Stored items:
───

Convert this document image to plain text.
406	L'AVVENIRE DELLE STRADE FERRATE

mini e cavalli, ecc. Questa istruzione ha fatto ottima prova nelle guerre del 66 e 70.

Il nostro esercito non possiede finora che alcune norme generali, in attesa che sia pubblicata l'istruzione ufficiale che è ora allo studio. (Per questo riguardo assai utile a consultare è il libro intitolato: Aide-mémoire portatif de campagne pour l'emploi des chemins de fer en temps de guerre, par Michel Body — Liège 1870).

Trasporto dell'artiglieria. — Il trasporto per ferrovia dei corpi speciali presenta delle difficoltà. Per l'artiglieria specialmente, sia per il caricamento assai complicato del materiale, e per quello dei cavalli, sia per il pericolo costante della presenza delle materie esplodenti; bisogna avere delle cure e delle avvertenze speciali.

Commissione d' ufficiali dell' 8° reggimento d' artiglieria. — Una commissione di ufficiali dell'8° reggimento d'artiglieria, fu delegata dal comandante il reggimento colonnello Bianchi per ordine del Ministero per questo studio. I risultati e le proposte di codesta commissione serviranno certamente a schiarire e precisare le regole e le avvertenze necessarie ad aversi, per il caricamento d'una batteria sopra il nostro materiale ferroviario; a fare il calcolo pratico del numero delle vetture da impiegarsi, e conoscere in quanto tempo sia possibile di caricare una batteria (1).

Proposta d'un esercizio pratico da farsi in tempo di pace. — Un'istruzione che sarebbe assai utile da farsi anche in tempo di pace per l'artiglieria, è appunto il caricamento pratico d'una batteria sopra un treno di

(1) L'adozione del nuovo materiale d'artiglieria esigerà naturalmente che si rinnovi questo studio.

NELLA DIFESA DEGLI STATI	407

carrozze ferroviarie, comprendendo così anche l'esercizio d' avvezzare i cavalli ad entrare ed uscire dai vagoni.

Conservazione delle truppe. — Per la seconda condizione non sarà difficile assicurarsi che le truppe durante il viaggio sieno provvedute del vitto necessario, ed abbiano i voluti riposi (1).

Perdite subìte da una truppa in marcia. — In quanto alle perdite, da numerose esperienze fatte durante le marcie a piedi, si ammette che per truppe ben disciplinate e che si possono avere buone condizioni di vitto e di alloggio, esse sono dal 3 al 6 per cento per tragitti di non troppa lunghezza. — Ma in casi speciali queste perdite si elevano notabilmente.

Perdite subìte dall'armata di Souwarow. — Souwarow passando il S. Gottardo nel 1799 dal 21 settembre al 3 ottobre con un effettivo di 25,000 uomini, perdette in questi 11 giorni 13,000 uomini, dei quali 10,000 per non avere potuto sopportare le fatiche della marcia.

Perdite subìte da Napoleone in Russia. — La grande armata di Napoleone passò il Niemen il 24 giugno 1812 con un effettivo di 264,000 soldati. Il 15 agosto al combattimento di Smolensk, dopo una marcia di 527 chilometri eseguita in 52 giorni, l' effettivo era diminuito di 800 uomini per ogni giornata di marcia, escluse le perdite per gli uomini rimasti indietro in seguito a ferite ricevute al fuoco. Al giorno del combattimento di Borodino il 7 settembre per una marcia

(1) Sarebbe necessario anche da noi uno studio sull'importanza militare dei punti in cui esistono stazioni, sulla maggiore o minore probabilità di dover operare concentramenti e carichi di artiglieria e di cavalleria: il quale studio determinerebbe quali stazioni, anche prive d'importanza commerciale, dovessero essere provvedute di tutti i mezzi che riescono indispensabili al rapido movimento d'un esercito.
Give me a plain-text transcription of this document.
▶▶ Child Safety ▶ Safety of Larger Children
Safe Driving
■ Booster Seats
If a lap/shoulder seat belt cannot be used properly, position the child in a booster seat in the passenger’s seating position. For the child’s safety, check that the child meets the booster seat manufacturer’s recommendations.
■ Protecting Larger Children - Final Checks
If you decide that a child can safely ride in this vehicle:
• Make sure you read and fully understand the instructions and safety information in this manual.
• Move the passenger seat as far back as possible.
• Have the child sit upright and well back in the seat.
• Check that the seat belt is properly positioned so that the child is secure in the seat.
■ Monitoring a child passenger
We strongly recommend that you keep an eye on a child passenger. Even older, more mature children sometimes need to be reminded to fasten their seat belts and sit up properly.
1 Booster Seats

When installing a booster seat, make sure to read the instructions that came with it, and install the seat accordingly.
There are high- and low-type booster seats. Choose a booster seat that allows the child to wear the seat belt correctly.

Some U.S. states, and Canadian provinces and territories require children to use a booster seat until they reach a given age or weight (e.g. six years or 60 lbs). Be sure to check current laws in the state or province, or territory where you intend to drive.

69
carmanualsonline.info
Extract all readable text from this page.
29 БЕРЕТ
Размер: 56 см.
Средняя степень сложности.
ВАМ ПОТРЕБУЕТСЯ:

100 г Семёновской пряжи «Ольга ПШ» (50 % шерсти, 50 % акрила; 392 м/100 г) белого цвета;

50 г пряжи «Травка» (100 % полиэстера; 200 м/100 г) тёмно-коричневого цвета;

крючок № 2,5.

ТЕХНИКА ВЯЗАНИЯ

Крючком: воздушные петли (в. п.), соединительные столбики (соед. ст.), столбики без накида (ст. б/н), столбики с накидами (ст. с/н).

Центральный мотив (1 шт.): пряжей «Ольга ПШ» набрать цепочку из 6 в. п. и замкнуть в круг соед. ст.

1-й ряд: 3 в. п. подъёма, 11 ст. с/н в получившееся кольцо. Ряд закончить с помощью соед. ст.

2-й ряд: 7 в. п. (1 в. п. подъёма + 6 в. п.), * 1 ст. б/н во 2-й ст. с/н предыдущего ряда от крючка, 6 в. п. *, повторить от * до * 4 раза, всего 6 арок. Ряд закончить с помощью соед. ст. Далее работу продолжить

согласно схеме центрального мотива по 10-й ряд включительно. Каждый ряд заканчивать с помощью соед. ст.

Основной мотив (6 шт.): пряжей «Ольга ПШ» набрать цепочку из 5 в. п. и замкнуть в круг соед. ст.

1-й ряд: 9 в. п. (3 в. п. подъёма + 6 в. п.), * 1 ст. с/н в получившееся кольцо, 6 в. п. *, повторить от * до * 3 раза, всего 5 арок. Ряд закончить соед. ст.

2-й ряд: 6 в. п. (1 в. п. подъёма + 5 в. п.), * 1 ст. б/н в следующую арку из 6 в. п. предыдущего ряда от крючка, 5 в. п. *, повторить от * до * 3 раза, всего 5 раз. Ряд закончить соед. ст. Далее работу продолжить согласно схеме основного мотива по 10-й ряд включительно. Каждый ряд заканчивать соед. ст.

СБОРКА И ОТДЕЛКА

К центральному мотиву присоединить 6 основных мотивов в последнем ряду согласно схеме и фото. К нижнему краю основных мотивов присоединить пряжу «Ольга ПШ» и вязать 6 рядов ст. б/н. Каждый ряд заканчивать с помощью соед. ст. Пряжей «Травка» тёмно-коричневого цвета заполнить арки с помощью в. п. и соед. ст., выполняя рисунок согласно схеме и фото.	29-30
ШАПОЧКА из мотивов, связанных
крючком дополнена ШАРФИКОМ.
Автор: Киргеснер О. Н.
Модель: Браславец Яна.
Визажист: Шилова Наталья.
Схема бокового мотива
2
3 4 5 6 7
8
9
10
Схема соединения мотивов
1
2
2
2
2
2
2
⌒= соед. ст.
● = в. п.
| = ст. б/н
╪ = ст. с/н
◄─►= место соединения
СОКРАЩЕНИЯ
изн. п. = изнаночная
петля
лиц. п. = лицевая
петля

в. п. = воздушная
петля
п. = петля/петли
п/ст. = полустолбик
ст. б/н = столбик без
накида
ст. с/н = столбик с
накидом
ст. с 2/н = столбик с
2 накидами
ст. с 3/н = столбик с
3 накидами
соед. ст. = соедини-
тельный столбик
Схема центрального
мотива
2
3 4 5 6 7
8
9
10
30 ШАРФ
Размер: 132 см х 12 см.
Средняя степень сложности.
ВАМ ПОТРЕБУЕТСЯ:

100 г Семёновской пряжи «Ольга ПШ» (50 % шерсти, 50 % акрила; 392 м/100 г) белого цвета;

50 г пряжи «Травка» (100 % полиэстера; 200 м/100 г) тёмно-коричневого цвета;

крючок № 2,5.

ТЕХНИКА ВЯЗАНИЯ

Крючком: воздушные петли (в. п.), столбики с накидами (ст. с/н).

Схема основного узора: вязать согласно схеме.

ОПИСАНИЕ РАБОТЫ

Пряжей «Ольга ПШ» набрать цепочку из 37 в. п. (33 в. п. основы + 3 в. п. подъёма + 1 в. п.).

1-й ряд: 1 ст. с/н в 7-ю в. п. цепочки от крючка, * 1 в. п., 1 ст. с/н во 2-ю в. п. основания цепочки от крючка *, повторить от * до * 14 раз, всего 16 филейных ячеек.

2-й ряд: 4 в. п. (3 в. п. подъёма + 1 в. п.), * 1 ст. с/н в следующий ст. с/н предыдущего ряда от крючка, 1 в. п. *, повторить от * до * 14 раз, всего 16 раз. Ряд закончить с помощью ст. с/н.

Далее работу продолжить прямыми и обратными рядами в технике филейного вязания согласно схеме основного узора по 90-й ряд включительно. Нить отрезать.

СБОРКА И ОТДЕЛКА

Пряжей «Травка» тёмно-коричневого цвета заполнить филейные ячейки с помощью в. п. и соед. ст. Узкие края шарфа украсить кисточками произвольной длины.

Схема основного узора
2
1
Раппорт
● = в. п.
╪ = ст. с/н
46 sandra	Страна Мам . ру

───

Problem to solve ::
Gather each line in these records that contains the string "подъёма".

Complete response ::
1-й ряд: 3 в. п. подъёма, 11 ст. с/н в получившееся кольцо. Ряд закончить с помощью соед. ст.
2-й ряд: 7 в. п. (1 в. п. подъёма + 6 в. п.), * 1 ст. б/н во 2-й ст. с/н предыдущего ряда от крючка, 6 в. п. *, повторить от * до * 4 раза, всего 6 арок. Ряд закончить с помощью соед. ст. Далее работу продолжить
1-й ряд: 9 в. п. (3 в. п. подъёма + 6 в. п.), * 1 ст. с/н в получившееся кольцо, 6 в. п. *, повторить от * до * 3 раза, всего 5 арок. Ряд закончить соед. ст.
2-й ряд: 6 в. п. (1 в. п. подъёма + 5 в. п.), * 1 ст. б/н в следующую арку из 6 в. п. предыдущего ряда от крючка, 5 в. п. *, повторить от * до * 3 раза, всего 5 раз. Ряд закончить соед. ст. Далее работу продолжить согласно схеме основного мотива по 10-й ряд включительно. Каждый ряд заканчивать соед. ст.
Пряжей «Ольга ПШ» набрать цепочку из 37 в. п. (33 в. п. основы + 3 в. п. подъёма + 1 в. п.).
2-й ряд: 4 в. п. (3 в. п. подъёма + 1 в. п.), * 1 ст. с/н в следующий ст. с/н предыдущего ряда от крючка, 1 в. п. *, повторить от * до * 14 раз, всего 16 раз. Ряд закончить с помощью ст. с/н.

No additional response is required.